_Problem details_:
The records below are to be copied word for word, with every picture left out.

-- Records for processing start --

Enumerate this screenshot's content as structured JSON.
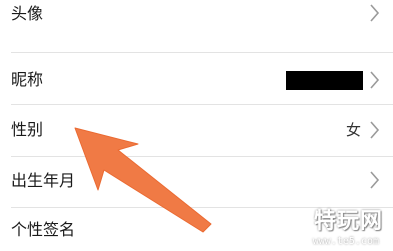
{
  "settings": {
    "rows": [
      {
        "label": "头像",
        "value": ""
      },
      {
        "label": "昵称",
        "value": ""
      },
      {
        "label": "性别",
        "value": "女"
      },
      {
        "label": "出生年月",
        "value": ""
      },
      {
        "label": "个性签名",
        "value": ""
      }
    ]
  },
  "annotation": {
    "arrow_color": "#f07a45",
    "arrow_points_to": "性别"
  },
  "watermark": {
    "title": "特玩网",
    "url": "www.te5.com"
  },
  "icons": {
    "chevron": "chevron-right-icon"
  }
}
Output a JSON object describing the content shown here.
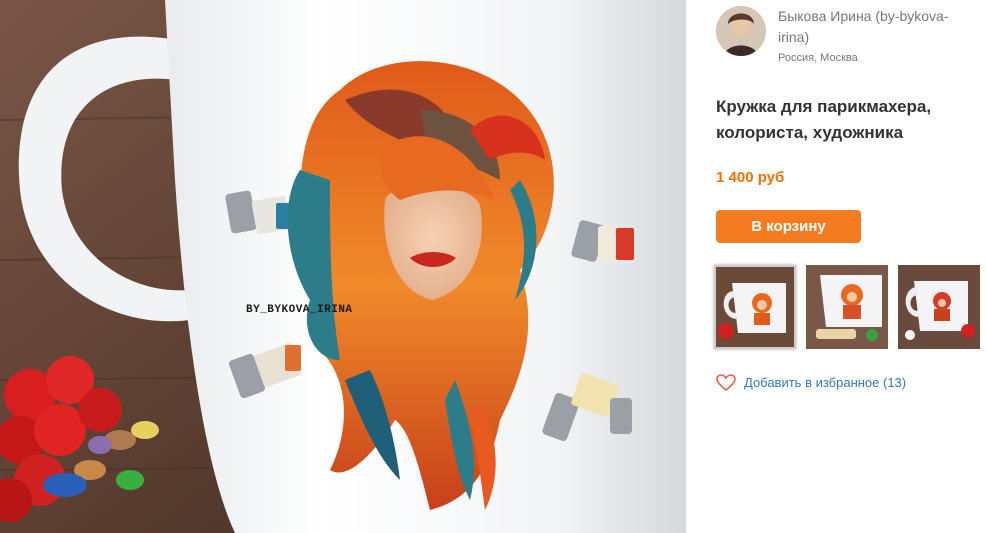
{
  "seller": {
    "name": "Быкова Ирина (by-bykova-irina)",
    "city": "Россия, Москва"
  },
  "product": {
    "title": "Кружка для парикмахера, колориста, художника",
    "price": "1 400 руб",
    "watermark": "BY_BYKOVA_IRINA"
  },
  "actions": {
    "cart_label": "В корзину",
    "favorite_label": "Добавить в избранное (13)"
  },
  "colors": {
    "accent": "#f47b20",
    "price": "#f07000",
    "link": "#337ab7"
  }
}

-- Records for processing end --

_Answer to the task_:
Enumerate this screenshot's content as structured JSON.
{
  "settings": {
    "rows": [
      {
        "label": "头像",
        "value": ""
      },
      {
        "label": "昵称",
        "value": ""
      },
      {
        "label": "性别",
        "value": "女"
      },
      {
        "label": "出生年月",
        "value": ""
      },
      {
        "label": "个性签名",
        "value": ""
      }
    ]
  },
  "annotation": {
    "arrow_color": "#f07a45",
    "arrow_points_to": "性别"
  },
  "watermark": {
    "title": "特玩网",
    "url": "www.te5.com"
  },
  "icons": {
    "chevron": "chevron-right-icon"
  }
}
Output a JSON object describing the content shown here.
{
  "seller": {
    "name": "Быкова Ирина (by-bykova-irina)",
    "city": "Россия, Москва"
  },
  "product": {
    "title": "Кружка для парикмахера, колориста, художника",
    "price": "1 400 руб",
    "watermark": "BY_BYKOVA_IRINA"
  },
  "actions": {
    "cart_label": "В корзину",
    "favorite_label": "Добавить в избранное (13)"
  },
  "colors": {
    "accent": "#f47b20",
    "price": "#f07000",
    "link": "#337ab7"
  }
}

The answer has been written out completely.